━━━ PROVIDED DATA ━━━

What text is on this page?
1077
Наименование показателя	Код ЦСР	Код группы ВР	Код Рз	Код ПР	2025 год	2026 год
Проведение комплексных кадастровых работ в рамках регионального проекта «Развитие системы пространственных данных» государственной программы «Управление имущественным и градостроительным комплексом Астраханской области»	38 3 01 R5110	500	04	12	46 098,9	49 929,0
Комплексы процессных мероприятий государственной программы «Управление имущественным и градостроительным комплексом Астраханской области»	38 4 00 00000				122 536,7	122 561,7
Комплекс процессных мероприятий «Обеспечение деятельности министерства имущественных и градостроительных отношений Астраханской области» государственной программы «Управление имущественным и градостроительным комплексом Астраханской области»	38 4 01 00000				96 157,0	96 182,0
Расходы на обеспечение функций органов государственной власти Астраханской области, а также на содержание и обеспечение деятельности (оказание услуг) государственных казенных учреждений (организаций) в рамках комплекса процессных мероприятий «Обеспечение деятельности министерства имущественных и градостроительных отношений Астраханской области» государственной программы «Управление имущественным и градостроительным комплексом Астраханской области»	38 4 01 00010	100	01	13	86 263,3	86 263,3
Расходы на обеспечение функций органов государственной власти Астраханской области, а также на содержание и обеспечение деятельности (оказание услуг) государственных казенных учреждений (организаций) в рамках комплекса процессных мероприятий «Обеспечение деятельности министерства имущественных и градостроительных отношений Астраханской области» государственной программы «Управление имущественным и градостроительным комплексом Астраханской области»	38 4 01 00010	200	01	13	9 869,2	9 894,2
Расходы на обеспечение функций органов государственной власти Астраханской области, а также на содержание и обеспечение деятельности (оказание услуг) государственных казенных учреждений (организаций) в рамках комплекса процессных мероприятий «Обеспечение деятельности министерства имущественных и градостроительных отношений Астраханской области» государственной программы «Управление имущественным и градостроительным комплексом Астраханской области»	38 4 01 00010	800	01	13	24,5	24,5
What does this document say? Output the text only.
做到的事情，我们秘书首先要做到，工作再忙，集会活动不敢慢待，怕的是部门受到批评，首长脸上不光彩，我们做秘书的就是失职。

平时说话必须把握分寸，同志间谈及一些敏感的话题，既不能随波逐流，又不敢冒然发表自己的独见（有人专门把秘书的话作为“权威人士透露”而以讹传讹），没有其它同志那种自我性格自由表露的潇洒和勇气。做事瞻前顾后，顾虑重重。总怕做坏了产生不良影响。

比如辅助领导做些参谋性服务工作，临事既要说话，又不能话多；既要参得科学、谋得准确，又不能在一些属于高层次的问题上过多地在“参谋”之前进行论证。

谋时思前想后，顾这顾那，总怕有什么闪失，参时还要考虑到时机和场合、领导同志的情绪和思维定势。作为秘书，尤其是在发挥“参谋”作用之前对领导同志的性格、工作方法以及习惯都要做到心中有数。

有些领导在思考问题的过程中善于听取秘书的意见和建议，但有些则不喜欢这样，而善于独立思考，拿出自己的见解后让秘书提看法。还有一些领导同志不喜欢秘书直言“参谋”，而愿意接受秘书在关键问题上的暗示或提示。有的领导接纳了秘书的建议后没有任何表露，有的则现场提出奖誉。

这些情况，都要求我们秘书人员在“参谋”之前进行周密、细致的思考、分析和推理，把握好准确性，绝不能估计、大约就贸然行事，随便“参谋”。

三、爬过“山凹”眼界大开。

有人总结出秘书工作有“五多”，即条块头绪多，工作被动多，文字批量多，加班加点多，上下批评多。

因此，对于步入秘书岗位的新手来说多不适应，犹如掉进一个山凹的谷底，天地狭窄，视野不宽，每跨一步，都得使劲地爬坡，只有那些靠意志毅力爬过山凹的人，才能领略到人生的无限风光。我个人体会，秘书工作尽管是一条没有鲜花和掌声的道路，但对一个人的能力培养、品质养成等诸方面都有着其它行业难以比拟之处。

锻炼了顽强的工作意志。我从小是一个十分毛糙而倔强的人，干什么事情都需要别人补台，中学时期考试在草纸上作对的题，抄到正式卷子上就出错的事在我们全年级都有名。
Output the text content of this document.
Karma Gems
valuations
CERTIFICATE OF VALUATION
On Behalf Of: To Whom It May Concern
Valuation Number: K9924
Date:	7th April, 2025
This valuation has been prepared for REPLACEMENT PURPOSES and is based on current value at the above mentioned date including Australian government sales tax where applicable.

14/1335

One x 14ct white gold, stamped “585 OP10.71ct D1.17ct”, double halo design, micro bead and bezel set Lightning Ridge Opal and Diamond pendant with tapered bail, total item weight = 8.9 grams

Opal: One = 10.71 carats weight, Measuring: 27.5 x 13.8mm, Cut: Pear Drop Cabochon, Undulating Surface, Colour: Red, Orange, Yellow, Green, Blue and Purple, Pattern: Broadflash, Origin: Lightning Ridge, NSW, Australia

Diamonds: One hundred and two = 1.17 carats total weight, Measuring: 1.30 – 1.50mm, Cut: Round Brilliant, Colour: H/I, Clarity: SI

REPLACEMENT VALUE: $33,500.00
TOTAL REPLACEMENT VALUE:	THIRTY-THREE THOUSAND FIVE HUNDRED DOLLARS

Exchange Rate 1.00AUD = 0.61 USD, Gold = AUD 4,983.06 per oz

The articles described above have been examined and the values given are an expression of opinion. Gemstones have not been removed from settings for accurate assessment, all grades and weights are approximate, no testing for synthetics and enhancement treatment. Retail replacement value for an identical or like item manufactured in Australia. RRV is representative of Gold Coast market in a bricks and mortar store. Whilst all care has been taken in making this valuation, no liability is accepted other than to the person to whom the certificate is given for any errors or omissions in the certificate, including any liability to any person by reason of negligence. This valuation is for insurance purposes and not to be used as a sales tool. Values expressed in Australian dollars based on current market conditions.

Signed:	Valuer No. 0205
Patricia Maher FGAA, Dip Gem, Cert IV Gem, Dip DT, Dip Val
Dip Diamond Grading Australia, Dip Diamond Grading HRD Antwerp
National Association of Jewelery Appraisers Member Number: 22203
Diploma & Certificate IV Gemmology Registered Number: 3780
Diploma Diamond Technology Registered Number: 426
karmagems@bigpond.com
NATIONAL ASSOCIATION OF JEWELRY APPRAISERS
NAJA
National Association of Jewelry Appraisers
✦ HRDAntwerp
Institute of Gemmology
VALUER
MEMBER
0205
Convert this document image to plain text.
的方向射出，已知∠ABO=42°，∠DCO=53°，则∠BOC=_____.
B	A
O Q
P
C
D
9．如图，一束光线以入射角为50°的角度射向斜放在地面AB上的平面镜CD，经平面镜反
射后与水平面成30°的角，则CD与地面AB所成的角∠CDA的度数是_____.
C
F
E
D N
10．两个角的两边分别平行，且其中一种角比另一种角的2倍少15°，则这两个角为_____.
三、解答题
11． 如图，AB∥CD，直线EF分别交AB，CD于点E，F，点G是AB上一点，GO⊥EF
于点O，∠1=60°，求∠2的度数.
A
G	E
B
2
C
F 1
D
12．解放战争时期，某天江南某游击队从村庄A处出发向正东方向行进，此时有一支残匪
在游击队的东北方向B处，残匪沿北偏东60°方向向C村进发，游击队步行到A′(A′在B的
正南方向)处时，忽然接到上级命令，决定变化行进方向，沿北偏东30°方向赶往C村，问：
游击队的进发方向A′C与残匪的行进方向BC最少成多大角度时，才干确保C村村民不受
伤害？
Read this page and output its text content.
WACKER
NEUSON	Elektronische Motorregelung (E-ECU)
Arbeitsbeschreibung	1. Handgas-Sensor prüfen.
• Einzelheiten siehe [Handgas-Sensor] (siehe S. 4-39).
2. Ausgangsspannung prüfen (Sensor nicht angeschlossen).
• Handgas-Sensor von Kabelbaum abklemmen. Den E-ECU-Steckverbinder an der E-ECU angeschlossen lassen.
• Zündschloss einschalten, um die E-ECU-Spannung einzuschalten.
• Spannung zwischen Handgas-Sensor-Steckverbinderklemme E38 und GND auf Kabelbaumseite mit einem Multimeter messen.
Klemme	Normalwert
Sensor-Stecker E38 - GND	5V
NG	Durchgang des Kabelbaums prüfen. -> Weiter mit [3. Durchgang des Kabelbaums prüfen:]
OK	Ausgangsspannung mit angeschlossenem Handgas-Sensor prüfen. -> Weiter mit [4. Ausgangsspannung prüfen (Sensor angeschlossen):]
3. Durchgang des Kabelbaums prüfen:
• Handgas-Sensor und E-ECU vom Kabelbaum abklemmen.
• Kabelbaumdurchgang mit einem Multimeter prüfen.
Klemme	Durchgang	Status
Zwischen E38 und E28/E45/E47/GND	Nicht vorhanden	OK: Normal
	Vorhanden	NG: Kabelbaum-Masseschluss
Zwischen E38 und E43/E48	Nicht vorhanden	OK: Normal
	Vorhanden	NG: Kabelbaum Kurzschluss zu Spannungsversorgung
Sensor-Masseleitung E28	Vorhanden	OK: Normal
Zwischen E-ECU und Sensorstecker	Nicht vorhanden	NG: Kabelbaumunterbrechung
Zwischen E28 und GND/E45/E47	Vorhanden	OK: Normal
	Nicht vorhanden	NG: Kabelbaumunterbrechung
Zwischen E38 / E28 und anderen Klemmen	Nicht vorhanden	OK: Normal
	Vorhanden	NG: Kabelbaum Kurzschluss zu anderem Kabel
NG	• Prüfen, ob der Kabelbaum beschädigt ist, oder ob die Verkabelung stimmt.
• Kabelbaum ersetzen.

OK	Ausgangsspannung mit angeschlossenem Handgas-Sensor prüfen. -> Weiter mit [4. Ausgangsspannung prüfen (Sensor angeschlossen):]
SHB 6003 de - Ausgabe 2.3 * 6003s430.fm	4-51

━━━

WHAT YOU HAVE TO DO:
Show every line from the entries above in which "Colour" appears.

RESPONSE TO THE EXERCISE:
Opal: One = 10.71 carats weight, Measuring: 27.5 x 13.8mm, Cut: Pear Drop Cabochon, Undulating Surface, Colour: Red, Orange, Yellow, Green, Blue and Purple, Pattern: Broadflash, Origin: Lightning Ridge, NSW, Australia
Diamonds: One hundred and two = 1.17 carats total weight, Measuring: 1.30 – 1.50mm, Cut: Round Brilliant, Colour: H/I, Clarity: SI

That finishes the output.